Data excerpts
____
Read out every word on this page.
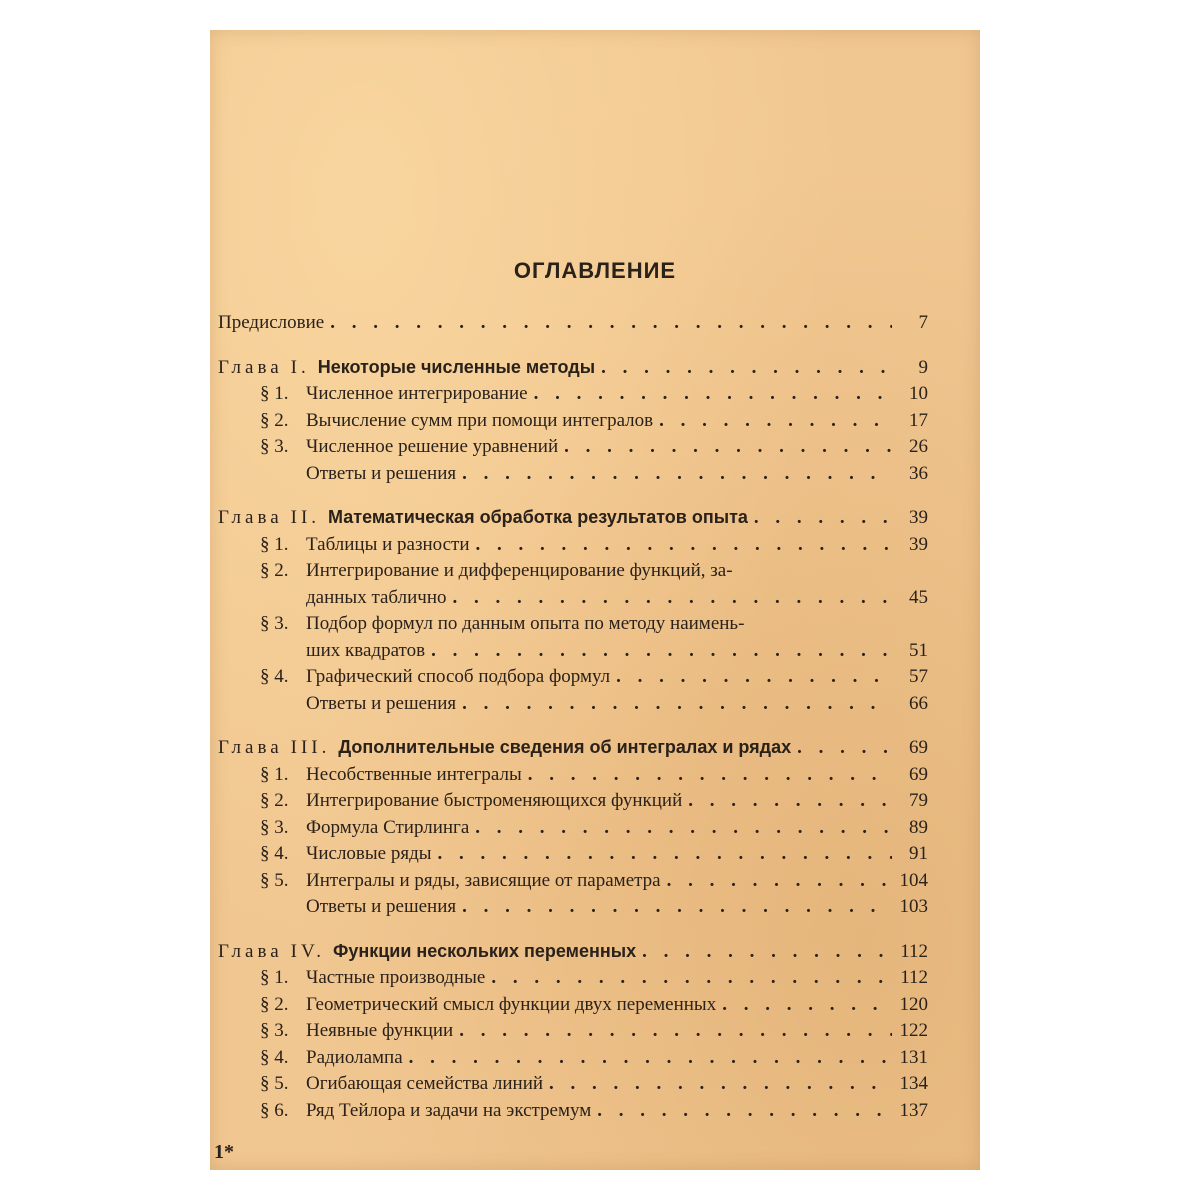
ОГЛАВЛЕНИЕ
Предисловие . . .	7
Глава I. Некоторые численные методы . . .	9
§ 1. Численное интегрирование . . .	10
§ 2. Вычисление сумм при помощи интегралов . . .	17
§ 3. Численное решение уравнений . . .	26
Ответы и решения . . .	36
Глава II. Математическая обработка результатов опыта . . .	39
§ 1. Таблицы и разности . . .	39
§ 2. Интегрирование и дифференцирование функций, за-
данных таблично . . .	45
§ 3. Подбор формул по данным опыта по методу наимень-
ших квадратов . . .	51
§ 4. Графический способ подбора формул . . .	57
Ответы и решения . . .	66
Глава III. Дополнительные сведения об интегралах и рядах . . .	69
§ 1. Несобственные интегралы . . .	69
§ 2. Интегрирование быстроменяющихся функций . . .	79
§ 3. Формула Стирлинга . . .	89
§ 4. Числовые ряды . . .	91
§ 5. Интегралы и ряды, зависящие от параметра . . .	104
Ответы и решения . . .	103
Глава IV. Функции нескольких переменных . . .	112
§ 1. Частные производные . . .	112
§ 2. Геометрический смысл функции двух переменных . . .	120
§ 3. Неявные функции . . .	122
§ 4. Радиолампа . . .	131
§ 5. Огибающая семейства линий . . .	134
§ 6. Ряд Тейлора и задачи на экстремум . . .	137
1*
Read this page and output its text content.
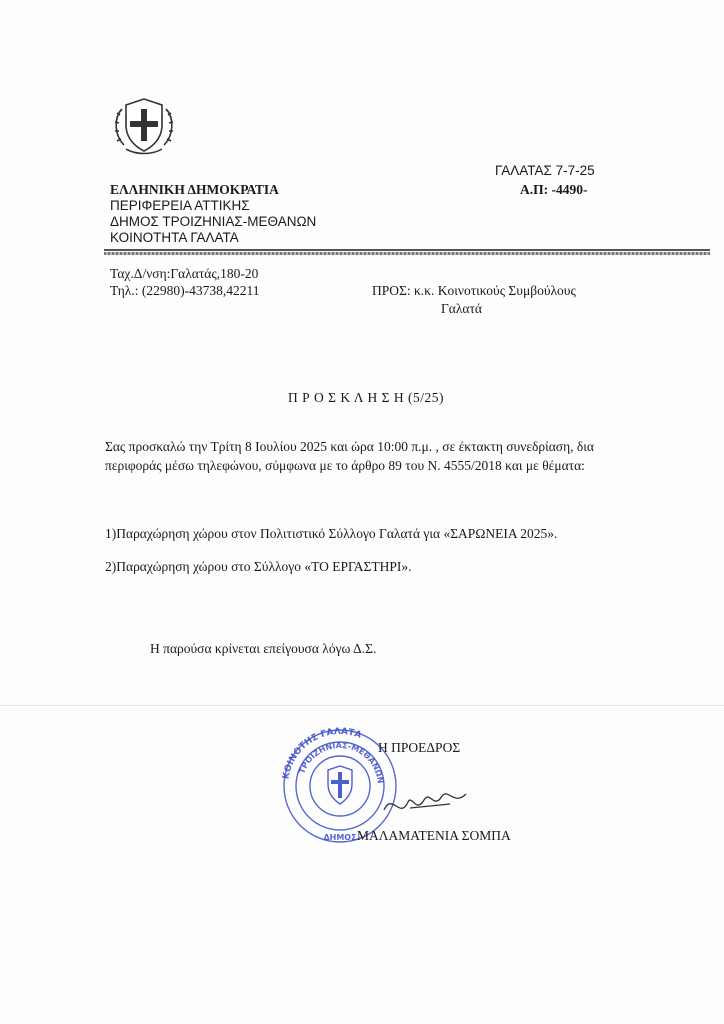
ΓΑΛΑΤΑΣ 7-7-25
Α.Π: -4490-
ΕΛΛΗΝΙΚΗ ΔΗΜΟΚΡΑΤΙΑ
ΠΕΡΙΦΕΡΕΙΑ ΑΤΤΙΚΗΣ
ΔΗΜΟΣ ΤΡΟΙΖΗΝΙΑΣ-ΜΕΘΑΝΩΝ
ΚΟΙΝΟΤΗΤΑ ΓΑΛΑΤΑ
Ταχ.Δ/νση:Γαλατάς,180-20
Τηλ.: (22980)-43738,42211	ΠΡΟΣ: κ.κ. Κοινοτικούς Συμβούλους
Γαλατά
Π Ρ Ο Σ Κ Λ Η Σ Η (5/25)
Σας προσκαλώ την Τρίτη 8 Ιουλίου 2025 και ώρα 10:00 π.μ. , σε έκτακτη συνεδρίαση, δια περιφοράς μέσω τηλεφώνου, σύμφωνα με το άρθρο 89 του Ν. 4555/2018 και με θέματα:
1)Παραχώρηση χώρου στον Πολιτιστικό Σύλλογο Γαλατά για «ΣΑΡΩΝΕΙΑ 2025».
2)Παραχώρηση χώρου στο Σύλλογο «ΤΟ ΕΡΓΑΣΤΗΡΙ».
Η παρούσα κρίνεται επείγουσα λόγω Δ.Σ.
ΚΟΙΝΟΤΗΣ ΓΑΛΑΤΑ
ΤΡΟΙΖΗΝΙΑΣ-ΜΕΘΑΝΩΝ
ΔΗΜΟΣ
Η ΠΡΟΕΔΡΟΣ
ΜΑΛΑΜΑΤΕΝΙΑ ΣΟΜΠΑ
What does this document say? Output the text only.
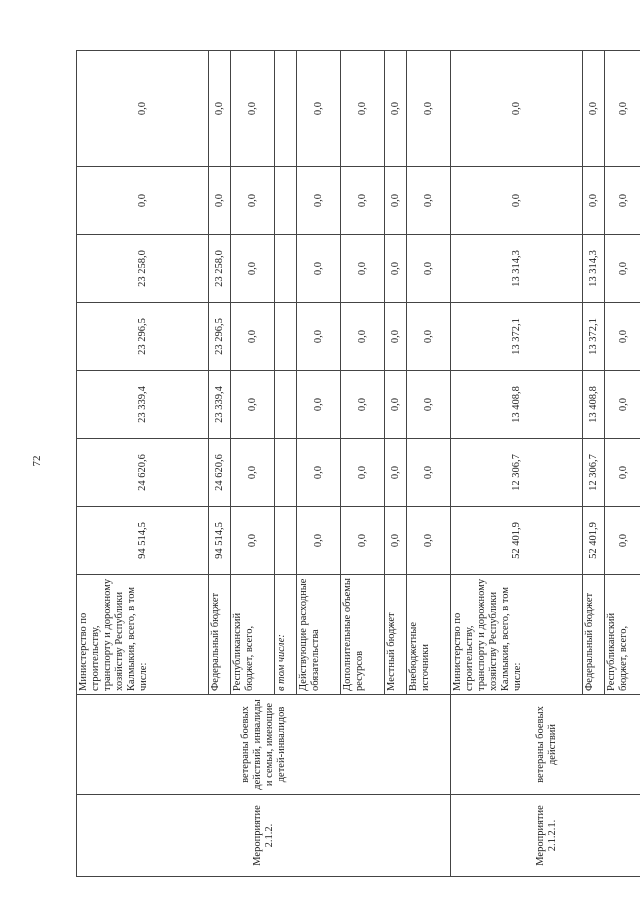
72
Мероприятие 2.1.2.	ветераны боевых действий, инвалиды и семьи, имеющие детей-инвалидов	Министерство по строительству, транспорту и дорожному хозяйству Республики Калмыкия, всего, в том числе:	94 514,5	24 620,6	23 339,4	23 296,5	23 258,0	0,0	0,0
		Федеральный бюджет	94 514,5	24 620,6	23 339,4	23 296,5	23 258,0	0,0	0,0
		Республиканский бюджет, всего,	0,0	0,0	0,0	0,0	0,0	0,0	0,0
		в том числе:							
		Действующие расходные обязательства	0,0	0,0	0,0	0,0	0,0	0,0	0,0
		Дополнительные объемы ресурсов	0,0	0,0	0,0	0,0	0,0	0,0	0,0
		Местный бюджет	0,0	0,0	0,0	0,0	0,0	0,0	0,0
		Внебюджетные источники	0,0	0,0	0,0	0,0	0,0	0,0	0,0
Мероприятие 2.1.2.1.	ветераны боевых действий	Министерство по строительству, транспорту и дорожному хозяйству Республики Калмыкия, всего, в том числе:	52 401,9	12 306,7	13 408,8	13 372,1	13 314,3	0,0	0,0
		Федеральный бюджет	52 401,9	12 306,7	13 408,8	13 372,1	13 314,3	0,0	0,0
		Республиканский бюджет, всего,	0,0	0,0	0,0	0,0	0,0	0,0	0,0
____
# Set exercise
All records should be output exactly, with the pictures left out.

# Full response
Read out every word on this page.
ОГЛАВЛЕНИЕ
Предисловие . . .	7
Глава I. Некоторые численные методы . . .	9
§ 1. Численное интегрирование . . .	10
§ 2. Вычисление сумм при помощи интегралов . . .	17
§ 3. Численное решение уравнений . . .	26
Ответы и решения . . .	36
Глава II. Математическая обработка результатов опыта . . .	39
§ 1. Таблицы и разности . . .	39
§ 2. Интегрирование и дифференцирование функций, за-
данных таблично . . .	45
§ 3. Подбор формул по данным опыта по методу наимень-
ших квадратов . . .	51
§ 4. Графический способ подбора формул . . .	57
Ответы и решения . . .	66
Глава III. Дополнительные сведения об интегралах и рядах . . .	69
§ 1. Несобственные интегралы . . .	69
§ 2. Интегрирование быстроменяющихся функций . . .	79
§ 3. Формула Стирлинга . . .	89
§ 4. Числовые ряды . . .	91
§ 5. Интегралы и ряды, зависящие от параметра . . .	104
Ответы и решения . . .	103
Глава IV. Функции нескольких переменных . . .	112
§ 1. Частные производные . . .	112
§ 2. Геометрический смысл функции двух переменных . . .	120
§ 3. Неявные функции . . .	122
§ 4. Радиолампа . . .	131
§ 5. Огибающая семейства линий . . .	134
§ 6. Ряд Тейлора и задачи на экстремум . . .	137
1*
Read this page and output its text content.
ΓΑΛΑΤΑΣ 7-7-25
Α.Π: -4490-
ΕΛΛΗΝΙΚΗ ΔΗΜΟΚΡΑΤΙΑ
ΠΕΡΙΦΕΡΕΙΑ ΑΤΤΙΚΗΣ
ΔΗΜΟΣ ΤΡΟΙΖΗΝΙΑΣ-ΜΕΘΑΝΩΝ
ΚΟΙΝΟΤΗΤΑ ΓΑΛΑΤΑ
Ταχ.Δ/νση:Γαλατάς,180-20
Τηλ.: (22980)-43738,42211	ΠΡΟΣ: κ.κ. Κοινοτικούς Συμβούλους
Γαλατά
Π Ρ Ο Σ Κ Λ Η Σ Η (5/25)
Σας προσκαλώ την Τρίτη 8 Ιουλίου 2025 και ώρα 10:00 π.μ. , σε έκτακτη συνεδρίαση, δια περιφοράς μέσω τηλεφώνου, σύμφωνα με το άρθρο 89 του Ν. 4555/2018 και με θέματα:
1)Παραχώρηση χώρου στον Πολιτιστικό Σύλλογο Γαλατά για «ΣΑΡΩΝΕΙΑ 2025».
2)Παραχώρηση χώρου στο Σύλλογο «ΤΟ ΕΡΓΑΣΤΗΡΙ».
Η παρούσα κρίνεται επείγουσα λόγω Δ.Σ.
ΚΟΙΝΟΤΗΣ ΓΑΛΑΤΑ
ΤΡΟΙΖΗΝΙΑΣ-ΜΕΘΑΝΩΝ
ΔΗΜΟΣ
Η ΠΡΟΕΔΡΟΣ
ΜΑΛΑΜΑΤΕΝΙΑ ΣΟΜΠΑ
What does this document say? Output the text only.
72
Мероприятие 2.1.2.	ветераны боевых действий, инвалиды и семьи, имеющие детей-инвалидов	Министерство по строительству, транспорту и дорожному хозяйству Республики Калмыкия, всего, в том числе:	94 514,5	24 620,6	23 339,4	23 296,5	23 258,0	0,0	0,0
		Федеральный бюджет	94 514,5	24 620,6	23 339,4	23 296,5	23 258,0	0,0	0,0
		Республиканский бюджет, всего,	0,0	0,0	0,0	0,0	0,0	0,0	0,0
		в том числе:							
		Действующие расходные обязательства	0,0	0,0	0,0	0,0	0,0	0,0	0,0
		Дополнительные объемы ресурсов	0,0	0,0	0,0	0,0	0,0	0,0	0,0
		Местный бюджет	0,0	0,0	0,0	0,0	0,0	0,0	0,0
		Внебюджетные источники	0,0	0,0	0,0	0,0	0,0	0,0	0,0
Мероприятие 2.1.2.1.	ветераны боевых действий	Министерство по строительству, транспорту и дорожному хозяйству Республики Калмыкия, всего, в том числе:	52 401,9	12 306,7	13 408,8	13 372,1	13 314,3	0,0	0,0
		Федеральный бюджет	52 401,9	12 306,7	13 408,8	13 372,1	13 314,3	0,0	0,0
		Республиканский бюджет, всего,	0,0	0,0	0,0	0,0	0,0	0,0	0,0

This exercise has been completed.